Determine which lines of the records include the word "text", and copy them.

** START OF Records for this task **

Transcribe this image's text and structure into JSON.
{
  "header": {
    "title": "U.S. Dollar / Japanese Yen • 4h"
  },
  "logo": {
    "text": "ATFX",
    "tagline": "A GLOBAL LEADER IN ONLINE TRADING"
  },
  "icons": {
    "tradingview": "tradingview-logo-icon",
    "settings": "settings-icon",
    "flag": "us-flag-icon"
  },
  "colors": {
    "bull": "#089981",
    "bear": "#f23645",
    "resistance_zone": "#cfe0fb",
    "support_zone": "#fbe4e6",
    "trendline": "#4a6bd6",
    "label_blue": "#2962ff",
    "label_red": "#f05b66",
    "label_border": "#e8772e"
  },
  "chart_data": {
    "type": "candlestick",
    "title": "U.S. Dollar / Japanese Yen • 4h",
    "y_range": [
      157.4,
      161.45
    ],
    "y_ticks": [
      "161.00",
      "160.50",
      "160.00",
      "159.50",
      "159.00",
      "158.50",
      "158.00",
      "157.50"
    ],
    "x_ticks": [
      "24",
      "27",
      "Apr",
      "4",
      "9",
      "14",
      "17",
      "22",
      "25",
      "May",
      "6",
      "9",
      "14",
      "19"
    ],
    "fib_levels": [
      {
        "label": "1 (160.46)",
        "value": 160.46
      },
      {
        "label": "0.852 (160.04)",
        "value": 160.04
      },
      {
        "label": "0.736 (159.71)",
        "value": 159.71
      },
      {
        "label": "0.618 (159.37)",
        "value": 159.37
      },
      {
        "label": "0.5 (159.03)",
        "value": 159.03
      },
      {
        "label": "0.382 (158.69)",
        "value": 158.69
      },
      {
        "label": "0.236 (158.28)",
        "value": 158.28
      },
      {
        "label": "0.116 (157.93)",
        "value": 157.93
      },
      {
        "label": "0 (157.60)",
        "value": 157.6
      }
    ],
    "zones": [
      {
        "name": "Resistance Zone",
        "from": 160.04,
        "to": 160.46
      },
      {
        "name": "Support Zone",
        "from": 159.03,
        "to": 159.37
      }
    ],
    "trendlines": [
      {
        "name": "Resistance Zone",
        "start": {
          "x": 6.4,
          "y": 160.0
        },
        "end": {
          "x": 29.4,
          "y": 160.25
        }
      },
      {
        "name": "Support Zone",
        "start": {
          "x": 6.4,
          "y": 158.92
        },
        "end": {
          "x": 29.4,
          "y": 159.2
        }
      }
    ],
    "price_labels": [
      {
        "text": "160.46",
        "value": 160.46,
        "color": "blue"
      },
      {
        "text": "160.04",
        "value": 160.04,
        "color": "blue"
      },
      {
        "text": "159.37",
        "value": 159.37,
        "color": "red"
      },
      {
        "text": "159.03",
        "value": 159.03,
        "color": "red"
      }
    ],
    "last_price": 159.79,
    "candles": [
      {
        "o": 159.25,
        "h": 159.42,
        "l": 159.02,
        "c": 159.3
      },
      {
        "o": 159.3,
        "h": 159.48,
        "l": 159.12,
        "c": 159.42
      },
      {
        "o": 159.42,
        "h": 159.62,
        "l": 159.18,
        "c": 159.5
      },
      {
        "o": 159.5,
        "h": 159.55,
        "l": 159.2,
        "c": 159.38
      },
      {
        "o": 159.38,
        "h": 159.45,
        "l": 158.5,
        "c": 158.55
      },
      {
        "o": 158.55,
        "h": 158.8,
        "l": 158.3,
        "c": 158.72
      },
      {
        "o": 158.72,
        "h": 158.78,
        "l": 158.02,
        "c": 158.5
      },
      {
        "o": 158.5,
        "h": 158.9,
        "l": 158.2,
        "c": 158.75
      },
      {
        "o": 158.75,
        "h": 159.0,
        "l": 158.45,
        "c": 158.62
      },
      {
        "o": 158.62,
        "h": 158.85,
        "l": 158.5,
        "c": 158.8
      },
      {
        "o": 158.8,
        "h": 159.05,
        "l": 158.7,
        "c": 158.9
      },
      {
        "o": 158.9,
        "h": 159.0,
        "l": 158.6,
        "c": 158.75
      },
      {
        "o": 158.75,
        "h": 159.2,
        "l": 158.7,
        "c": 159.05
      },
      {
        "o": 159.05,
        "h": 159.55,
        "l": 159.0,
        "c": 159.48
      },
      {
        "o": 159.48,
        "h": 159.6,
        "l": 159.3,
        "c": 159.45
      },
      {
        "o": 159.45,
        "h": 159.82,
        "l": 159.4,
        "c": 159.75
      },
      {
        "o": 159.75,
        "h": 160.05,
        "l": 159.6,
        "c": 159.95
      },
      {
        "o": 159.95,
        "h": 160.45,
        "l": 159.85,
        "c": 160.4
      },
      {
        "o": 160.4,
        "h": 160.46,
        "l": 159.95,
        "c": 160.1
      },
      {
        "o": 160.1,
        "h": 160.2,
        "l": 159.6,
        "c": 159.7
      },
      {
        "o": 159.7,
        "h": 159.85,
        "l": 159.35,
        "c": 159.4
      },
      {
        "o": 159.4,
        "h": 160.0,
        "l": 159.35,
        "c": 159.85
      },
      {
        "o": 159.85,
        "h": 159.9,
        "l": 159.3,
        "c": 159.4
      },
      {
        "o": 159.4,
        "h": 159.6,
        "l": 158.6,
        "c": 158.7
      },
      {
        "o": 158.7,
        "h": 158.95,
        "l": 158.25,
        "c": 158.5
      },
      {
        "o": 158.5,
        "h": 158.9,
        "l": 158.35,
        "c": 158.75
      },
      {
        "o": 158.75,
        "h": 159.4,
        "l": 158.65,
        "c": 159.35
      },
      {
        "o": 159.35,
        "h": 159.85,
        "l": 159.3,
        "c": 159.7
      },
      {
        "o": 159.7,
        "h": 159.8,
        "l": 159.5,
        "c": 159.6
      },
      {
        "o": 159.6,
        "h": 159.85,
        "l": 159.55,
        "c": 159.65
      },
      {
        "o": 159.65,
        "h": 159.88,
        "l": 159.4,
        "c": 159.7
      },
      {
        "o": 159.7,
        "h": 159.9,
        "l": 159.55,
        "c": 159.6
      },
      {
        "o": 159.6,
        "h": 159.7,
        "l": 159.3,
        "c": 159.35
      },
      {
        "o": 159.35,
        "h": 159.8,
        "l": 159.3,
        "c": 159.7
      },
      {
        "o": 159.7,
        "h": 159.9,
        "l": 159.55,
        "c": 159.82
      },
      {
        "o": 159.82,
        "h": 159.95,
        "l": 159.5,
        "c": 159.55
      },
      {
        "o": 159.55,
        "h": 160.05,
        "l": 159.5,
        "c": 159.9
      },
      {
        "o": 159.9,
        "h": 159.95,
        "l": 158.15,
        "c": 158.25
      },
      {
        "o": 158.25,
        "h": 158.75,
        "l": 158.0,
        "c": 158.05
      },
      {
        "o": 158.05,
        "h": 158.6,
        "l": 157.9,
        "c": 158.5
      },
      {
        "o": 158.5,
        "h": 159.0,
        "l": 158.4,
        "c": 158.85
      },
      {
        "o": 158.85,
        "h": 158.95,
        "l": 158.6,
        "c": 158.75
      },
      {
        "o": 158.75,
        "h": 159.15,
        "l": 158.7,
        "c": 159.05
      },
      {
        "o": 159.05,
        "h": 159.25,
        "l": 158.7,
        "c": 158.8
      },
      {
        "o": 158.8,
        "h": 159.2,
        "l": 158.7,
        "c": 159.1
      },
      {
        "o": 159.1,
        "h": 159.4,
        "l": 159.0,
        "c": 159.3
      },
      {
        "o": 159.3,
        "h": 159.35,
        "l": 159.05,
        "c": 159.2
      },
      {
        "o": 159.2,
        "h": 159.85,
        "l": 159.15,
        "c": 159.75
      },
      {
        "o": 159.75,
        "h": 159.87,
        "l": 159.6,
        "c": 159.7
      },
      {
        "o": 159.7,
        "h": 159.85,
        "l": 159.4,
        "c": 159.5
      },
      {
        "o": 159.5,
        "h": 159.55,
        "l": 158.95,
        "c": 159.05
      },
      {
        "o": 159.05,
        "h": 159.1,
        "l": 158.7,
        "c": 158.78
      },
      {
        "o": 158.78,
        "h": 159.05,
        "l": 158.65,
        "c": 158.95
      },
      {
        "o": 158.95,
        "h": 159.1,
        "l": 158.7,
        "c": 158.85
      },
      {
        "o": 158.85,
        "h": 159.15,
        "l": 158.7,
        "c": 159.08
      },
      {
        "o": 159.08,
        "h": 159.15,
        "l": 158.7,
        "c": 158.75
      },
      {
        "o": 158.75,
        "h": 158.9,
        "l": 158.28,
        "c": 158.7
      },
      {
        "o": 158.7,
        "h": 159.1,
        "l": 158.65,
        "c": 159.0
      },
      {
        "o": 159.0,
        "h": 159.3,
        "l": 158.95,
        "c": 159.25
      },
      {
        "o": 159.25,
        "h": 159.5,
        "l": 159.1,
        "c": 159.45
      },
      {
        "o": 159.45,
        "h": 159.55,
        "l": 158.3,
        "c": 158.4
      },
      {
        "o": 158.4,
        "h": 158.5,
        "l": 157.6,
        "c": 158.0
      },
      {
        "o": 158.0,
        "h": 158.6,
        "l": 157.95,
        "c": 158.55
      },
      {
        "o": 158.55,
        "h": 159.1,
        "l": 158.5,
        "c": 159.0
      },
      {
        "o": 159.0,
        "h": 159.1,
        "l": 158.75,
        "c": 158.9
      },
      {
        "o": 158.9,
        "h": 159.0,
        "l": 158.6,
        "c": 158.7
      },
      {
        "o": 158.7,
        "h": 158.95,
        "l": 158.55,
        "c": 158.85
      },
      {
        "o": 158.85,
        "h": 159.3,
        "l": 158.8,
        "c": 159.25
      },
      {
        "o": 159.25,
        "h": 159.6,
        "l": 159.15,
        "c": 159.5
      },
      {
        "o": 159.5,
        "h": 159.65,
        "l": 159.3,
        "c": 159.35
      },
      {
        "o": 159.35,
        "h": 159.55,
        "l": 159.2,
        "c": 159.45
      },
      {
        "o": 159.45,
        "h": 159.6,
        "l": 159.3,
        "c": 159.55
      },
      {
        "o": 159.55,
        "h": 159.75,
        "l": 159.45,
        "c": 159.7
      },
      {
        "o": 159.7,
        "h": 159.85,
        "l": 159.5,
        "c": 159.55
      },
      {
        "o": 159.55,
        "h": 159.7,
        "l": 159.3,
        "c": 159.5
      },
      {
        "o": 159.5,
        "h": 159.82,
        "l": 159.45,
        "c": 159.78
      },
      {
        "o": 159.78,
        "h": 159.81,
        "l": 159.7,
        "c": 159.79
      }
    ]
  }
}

** END OF Records for this task **

Exercise result =>
Transcribe this image's text and structure into JSON.
    "text": "ATFX",
        "text": "160.46",
        "text": "160.04",
        "text": "159.37",
        "text": "159.03",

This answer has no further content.